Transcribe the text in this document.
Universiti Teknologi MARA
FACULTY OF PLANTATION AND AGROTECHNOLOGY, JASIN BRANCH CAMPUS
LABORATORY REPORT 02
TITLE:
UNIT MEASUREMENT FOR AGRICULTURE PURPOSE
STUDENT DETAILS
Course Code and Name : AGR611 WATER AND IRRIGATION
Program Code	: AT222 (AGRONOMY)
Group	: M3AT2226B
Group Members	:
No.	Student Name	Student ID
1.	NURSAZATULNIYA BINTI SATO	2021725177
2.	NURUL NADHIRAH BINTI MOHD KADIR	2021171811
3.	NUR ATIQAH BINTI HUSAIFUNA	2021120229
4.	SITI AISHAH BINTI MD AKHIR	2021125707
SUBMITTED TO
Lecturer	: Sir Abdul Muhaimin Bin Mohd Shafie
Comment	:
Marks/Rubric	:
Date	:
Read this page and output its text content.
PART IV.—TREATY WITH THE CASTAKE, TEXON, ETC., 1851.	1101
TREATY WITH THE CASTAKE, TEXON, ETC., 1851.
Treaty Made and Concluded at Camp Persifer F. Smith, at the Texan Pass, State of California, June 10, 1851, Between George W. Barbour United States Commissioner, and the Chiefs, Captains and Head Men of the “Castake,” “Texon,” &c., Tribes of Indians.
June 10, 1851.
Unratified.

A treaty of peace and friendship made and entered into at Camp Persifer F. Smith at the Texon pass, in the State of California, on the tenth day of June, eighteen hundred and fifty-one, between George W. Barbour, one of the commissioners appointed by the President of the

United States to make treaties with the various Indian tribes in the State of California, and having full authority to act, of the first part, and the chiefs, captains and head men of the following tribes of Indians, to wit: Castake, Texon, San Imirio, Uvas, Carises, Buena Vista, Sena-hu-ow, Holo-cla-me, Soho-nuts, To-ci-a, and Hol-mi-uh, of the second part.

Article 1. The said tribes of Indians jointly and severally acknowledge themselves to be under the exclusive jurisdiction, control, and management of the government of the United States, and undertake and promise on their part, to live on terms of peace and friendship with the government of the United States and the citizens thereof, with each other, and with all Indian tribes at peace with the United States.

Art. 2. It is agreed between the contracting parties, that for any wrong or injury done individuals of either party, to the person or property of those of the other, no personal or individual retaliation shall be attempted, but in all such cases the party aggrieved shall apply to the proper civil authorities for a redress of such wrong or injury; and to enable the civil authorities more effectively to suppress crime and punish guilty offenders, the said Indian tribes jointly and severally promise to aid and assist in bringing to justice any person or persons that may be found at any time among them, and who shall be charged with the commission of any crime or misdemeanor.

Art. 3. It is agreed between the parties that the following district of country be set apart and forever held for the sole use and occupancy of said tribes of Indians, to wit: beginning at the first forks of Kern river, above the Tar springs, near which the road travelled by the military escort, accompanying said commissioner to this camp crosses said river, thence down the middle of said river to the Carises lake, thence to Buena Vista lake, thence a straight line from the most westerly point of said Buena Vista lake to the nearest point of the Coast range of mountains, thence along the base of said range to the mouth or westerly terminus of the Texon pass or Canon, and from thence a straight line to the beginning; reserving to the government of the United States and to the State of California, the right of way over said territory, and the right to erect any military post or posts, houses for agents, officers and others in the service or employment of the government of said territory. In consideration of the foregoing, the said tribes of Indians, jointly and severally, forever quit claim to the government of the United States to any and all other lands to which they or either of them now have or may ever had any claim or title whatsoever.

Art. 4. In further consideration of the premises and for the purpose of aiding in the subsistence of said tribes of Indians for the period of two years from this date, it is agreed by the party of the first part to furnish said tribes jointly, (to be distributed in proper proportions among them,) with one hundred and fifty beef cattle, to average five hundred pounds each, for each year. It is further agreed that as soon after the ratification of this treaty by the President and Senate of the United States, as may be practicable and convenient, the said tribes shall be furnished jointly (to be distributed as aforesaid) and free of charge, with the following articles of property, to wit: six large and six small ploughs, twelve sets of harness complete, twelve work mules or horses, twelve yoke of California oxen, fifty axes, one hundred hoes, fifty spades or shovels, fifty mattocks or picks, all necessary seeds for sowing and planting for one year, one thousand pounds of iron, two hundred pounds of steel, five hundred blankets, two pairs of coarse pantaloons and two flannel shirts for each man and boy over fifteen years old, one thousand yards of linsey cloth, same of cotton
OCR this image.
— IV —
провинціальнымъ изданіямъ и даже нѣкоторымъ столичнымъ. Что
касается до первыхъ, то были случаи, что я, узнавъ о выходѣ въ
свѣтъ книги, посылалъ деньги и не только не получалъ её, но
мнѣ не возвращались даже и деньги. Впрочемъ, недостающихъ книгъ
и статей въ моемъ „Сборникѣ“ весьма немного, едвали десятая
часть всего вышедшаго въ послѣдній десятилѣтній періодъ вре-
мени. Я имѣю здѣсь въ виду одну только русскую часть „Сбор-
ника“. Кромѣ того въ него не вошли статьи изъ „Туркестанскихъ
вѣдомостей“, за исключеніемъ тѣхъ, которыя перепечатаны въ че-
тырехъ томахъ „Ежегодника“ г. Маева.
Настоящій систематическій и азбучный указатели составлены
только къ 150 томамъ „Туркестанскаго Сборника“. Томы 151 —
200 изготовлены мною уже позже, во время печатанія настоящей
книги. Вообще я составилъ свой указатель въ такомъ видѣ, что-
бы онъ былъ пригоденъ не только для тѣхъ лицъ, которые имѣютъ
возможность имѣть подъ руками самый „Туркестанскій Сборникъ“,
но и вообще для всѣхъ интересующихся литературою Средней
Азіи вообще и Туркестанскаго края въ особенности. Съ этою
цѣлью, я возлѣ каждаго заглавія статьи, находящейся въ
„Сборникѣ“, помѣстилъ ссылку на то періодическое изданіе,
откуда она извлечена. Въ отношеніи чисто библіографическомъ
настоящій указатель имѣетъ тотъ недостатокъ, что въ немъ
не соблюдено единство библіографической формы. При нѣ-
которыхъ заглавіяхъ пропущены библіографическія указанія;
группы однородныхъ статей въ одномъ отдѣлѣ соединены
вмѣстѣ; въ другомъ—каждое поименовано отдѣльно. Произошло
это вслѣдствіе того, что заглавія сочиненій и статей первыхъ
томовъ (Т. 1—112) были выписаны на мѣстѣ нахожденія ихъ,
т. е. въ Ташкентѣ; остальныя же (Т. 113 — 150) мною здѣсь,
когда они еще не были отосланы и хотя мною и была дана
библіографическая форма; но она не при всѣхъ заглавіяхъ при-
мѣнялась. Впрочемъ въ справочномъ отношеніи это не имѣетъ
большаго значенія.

================

Direction: Tell how many lines include "BINTI". The number is the whole answer.

Solution to this exercise: 4